• _Data supplied_
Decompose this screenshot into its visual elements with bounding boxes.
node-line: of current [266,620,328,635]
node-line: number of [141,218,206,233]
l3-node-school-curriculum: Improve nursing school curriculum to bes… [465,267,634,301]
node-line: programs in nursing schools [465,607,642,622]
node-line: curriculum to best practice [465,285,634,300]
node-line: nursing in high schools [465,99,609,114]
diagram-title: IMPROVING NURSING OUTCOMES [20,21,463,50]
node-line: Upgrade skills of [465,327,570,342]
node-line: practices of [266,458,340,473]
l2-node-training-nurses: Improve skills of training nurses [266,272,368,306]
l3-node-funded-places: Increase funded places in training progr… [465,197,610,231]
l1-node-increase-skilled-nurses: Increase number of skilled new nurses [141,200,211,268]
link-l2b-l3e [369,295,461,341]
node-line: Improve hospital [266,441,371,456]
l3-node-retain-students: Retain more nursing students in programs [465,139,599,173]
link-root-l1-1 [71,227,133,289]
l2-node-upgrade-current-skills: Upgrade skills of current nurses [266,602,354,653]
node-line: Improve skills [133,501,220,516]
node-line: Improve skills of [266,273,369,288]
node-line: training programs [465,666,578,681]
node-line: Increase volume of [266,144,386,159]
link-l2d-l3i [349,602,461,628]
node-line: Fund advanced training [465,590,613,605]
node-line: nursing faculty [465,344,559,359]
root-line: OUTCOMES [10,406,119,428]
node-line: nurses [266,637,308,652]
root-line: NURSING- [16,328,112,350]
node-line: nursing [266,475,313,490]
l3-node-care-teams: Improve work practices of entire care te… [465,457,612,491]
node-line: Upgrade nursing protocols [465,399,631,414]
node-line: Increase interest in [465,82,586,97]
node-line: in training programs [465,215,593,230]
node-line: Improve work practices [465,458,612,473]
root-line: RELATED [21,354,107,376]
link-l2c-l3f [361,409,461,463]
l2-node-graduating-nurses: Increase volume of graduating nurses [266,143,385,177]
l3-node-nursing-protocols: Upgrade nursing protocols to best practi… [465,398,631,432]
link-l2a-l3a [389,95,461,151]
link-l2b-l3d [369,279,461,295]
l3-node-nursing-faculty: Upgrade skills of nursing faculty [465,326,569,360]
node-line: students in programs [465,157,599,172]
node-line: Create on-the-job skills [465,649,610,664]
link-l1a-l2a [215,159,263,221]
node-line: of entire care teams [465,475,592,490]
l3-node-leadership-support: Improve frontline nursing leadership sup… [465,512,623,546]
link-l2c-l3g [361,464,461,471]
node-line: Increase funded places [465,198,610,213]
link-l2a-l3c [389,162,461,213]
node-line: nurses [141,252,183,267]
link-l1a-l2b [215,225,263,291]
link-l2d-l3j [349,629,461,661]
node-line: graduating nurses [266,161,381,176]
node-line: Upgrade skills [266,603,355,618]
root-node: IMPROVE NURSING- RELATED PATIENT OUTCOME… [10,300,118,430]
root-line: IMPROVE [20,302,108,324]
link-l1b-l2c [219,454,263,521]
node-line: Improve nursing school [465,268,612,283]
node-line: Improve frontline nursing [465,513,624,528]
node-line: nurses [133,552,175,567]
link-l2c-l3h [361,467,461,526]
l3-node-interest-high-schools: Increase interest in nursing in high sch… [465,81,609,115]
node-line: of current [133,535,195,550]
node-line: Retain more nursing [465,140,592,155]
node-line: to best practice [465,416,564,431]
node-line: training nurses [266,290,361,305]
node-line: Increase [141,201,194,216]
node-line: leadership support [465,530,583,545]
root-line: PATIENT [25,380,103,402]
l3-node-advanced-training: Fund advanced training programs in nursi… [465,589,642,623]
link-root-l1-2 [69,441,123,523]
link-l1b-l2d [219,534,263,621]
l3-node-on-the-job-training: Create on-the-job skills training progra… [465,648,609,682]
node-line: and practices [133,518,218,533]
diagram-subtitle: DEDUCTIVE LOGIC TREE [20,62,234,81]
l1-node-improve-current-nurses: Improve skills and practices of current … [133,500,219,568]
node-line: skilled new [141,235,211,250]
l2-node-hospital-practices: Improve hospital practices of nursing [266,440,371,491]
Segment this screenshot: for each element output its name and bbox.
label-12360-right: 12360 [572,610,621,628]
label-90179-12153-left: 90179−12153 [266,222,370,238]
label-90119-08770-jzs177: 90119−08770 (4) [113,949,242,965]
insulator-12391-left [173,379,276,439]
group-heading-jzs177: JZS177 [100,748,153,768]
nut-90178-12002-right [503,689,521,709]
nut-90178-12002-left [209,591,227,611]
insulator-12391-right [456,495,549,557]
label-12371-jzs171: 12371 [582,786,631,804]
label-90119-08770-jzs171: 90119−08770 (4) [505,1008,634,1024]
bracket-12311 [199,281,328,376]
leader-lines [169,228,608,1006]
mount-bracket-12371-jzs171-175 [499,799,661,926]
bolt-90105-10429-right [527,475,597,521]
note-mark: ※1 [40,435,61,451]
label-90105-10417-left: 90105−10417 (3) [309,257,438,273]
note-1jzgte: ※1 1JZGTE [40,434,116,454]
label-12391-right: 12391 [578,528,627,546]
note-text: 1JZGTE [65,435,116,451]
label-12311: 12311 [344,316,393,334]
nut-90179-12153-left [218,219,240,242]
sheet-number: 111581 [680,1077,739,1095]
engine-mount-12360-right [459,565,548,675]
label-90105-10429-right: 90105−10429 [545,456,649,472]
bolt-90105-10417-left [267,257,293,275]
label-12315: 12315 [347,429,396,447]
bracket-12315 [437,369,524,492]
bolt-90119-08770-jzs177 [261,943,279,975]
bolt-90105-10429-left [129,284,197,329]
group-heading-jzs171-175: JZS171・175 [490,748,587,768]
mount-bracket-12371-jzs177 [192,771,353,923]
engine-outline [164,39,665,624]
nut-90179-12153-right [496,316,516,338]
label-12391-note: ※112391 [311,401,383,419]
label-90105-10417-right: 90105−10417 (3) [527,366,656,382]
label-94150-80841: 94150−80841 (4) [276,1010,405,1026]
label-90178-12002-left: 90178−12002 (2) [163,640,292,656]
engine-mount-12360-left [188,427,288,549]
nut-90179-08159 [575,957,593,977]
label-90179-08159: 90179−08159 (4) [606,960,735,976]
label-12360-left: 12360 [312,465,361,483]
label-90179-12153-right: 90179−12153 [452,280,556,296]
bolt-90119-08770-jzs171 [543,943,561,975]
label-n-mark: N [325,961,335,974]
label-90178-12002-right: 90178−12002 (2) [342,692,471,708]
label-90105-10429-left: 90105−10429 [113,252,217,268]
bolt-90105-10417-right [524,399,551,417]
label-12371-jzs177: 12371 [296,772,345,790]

• _To do_
Could you render each of the items above as a numbered list, with blank lines left out?

• _Task solution_
1. Decompose this screenshot into its visual elements with bounding boxes.
2. node-line: of current [266,620,328,635]
3. node-line: number of [141,218,206,233]
4. l3-node-school-curriculum: Improve nursing school curriculum to bes… [465,267,634,301]
5. node-line: programs in nursing schools [465,607,642,622]
6. node-line: curriculum to best practice [465,285,634,300]
7. node-line: nursing in high schools [465,99,609,114]
8. diagram-title: IMPROVING NURSING OUTCOMES [20,21,463,50]
9. node-line: Upgrade skills of [465,327,570,342]
10. node-line: practices of [266,458,340,473]
11. l2-node-training-nurses: Improve skills of training nurses [266,272,368,306]
12. l3-node-funded-places: Increase funded places in training progr… [465,197,610,231]
13. l1-node-increase-skilled-nurses: Increase number of skilled new nurses [141,200,211,268]
14. link-l2b-l3e [369,295,461,341]
15. node-line: Improve hospital [266,441,371,456]
16. l3-node-retain-students: Retain more nursing students in programs [465,139,599,173]
17. link-root-l1-1 [71,227,133,289]
18. l2-node-upgrade-current-skills: Upgrade skills of current nurses [266,602,354,653]
19. node-line: Improve skills [133,501,220,516]
20. node-line: Improve skills of [266,273,369,288]
21. node-line: training programs [465,666,578,681]
22. node-line: Increase volume of [266,144,386,159]
23. link-l2d-l3i [349,602,461,628]
24. node-line: Fund advanced training [465,590,613,605]
25. node-line: nursing faculty [465,344,559,359]
26. root-line: OUTCOMES [10,406,119,428]
27. node-line: nurses [266,637,308,652]
28. root-line: NURSING- [16,328,112,350]
29. node-line: nursing [266,475,313,490]
30. l3-node-care-teams: Improve work practices of entire care te… [465,457,612,491]
31. node-line: Upgrade nursing protocols [465,399,631,414]
32. node-line: Increase interest in [465,82,586,97]
33. node-line: in training programs [465,215,593,230]
34. node-line: Improve work practices [465,458,612,473]
35. root-line: RELATED [21,354,107,376]
36. link-l2c-l3f [361,409,461,463]
37. l2-node-graduating-nurses: Increase volume of graduating nurses [266,143,385,177]
38. l3-node-nursing-protocols: Upgrade nursing protocols to best practi… [465,398,631,432]
39. link-l2a-l3a [389,95,461,151]
40. link-l2b-l3d [369,279,461,295]
41. l3-node-nursing-faculty: Upgrade skills of nursing faculty [465,326,569,360]
42. node-line: students in programs [465,157,599,172]
43. node-line: Create on-the-job skills [465,649,610,664]
44. link-l1a-l2a [215,159,263,221]
45. node-line: of entire care teams [465,475,592,490]
46. l3-node-leadership-support: Improve frontline nursing leadership sup… [465,512,623,546]
47. link-l2c-l3g [361,464,461,471]
48. node-line: Increase funded places [465,198,610,213]
49. link-l2a-l3c [389,162,461,213]
50. node-line: nurses [141,252,183,267]
51. link-l1a-l2b [215,225,263,291]
52. link-l2d-l3j [349,629,461,661]
53. node-line: graduating nurses [266,161,381,176]
54. node-line: Upgrade skills [266,603,355,618]
55. root-node: IMPROVE NURSING- RELATED PATIENT OUTCOME… [10,300,118,430]
56. root-line: IMPROVE [20,302,108,324]
57. link-l1b-l2c [219,454,263,521]
58. node-line: Improve nursing school [465,268,612,283]
59. node-line: Improve frontline nursing [465,513,624,528]
60. node-line: nurses [133,552,175,567]
61. link-l2c-l3h [361,467,461,526]
62. l3-node-interest-high-schools: Increase interest in nursing in high sch… [465,81,609,115]
63. node-line: of current [133,535,195,550]
64. node-line: Retain more nursing [465,140,592,155]
65. node-line: to best practice [465,416,564,431]
66. node-line: training nurses [266,290,361,305]
67. node-line: Increase [141,201,194,216]
68. node-line: leadership support [465,530,583,545]
69. root-line: PATIENT [25,380,103,402]
70. l3-node-advanced-training: Fund advanced training programs in nursi… [465,589,642,623]
71. link-root-l1-2 [69,441,123,523]
72. link-l1b-l2d [219,534,263,621]
73. l3-node-on-the-job-training: Create on-the-job skills training progra… [465,648,609,682]
74. node-line: and practices [133,518,218,533]
75. diagram-subtitle: DEDUCTIVE LOGIC TREE [20,62,234,81]
76. l1-node-improve-current-nurses: Improve skills and practices of current … [133,500,219,568]
77. node-line: skilled new [141,235,211,250]
78. l2-node-hospital-practices: Improve hospital practices of nursing [266,440,371,491]
79. Segment this screenshot: for each element output its name and bbox.
80. label-12360-right: 12360 [572,610,621,628]
81. label-90179-12153-left: 90179−12153 [266,222,370,238]
82. label-90119-08770-jzs177: 90119−08770 (4) [113,949,242,965]
83. insulator-12391-left [173,379,276,439]
84. group-heading-jzs177: JZS177 [100,748,153,768]
85. nut-90178-12002-right [503,689,521,709]
86. nut-90178-12002-left [209,591,227,611]
87. insulator-12391-right [456,495,549,557]
88. label-12371-jzs171: 12371 [582,786,631,804]
89. label-90119-08770-jzs171: 90119−08770 (4) [505,1008,634,1024]
90. bracket-12311 [199,281,328,376]
91. leader-lines [169,228,608,1006]
92. mount-bracket-12371-jzs171-175 [499,799,661,926]
93. bolt-90105-10429-right [527,475,597,521]
94. note-mark: ※1 [40,435,61,451]
95. label-90105-10417-left: 90105−10417 (3) [309,257,438,273]
96. note-1jzgte: ※1 1JZGTE [40,434,116,454]
97. label-12391-right: 12391 [578,528,627,546]
98. note-text: 1JZGTE [65,435,116,451]
99. label-12311: 12311 [344,316,393,334]
100. nut-90179-12153-left [218,219,240,242]
101. sheet-number: 111581 [680,1077,739,1095]
102. engine-mount-12360-right [459,565,548,675]
103. label-90105-10429-right: 90105−10429 [545,456,649,472]
104. bolt-90105-10417-left [267,257,293,275]
105. label-12315: 12315 [347,429,396,447]
106. bracket-12315 [437,369,524,492]
107. bolt-90119-08770-jzs177 [261,943,279,975]
108. bolt-90105-10429-left [129,284,197,329]
109. group-heading-jzs171-175: JZS171・175 [490,748,587,768]
110. mount-bracket-12371-jzs177 [192,771,353,923]
111. engine-outline [164,39,665,624]
112. nut-90179-12153-right [496,316,516,338]
113. label-12391-note: ※112391 [311,401,383,419]
114. label-90105-10417-right: 90105−10417 (3) [527,366,656,382]
115. label-94150-80841: 94150−80841 (4) [276,1010,405,1026]
116. label-90178-12002-left: 90178−12002 (2) [163,640,292,656]
117. engine-mount-12360-left [188,427,288,549]
118. nut-90179-08159 [575,957,593,977]
119. label-90179-08159: 90179−08159 (4) [606,960,735,976]
120. label-12360-left: 12360 [312,465,361,483]
121. label-90179-12153-right: 90179−12153 [452,280,556,296]
122. bolt-90119-08770-jzs171 [543,943,561,975]
123. label-n-mark: N [325,961,335,974]
124. label-90178-12002-right: 90178−12002 (2) [342,692,471,708]
125. label-90105-10429-left: 90105−10429 [113,252,217,268]
126. bolt-90105-10417-right [524,399,551,417]
127. label-12371-jzs177: 12371 [296,772,345,790]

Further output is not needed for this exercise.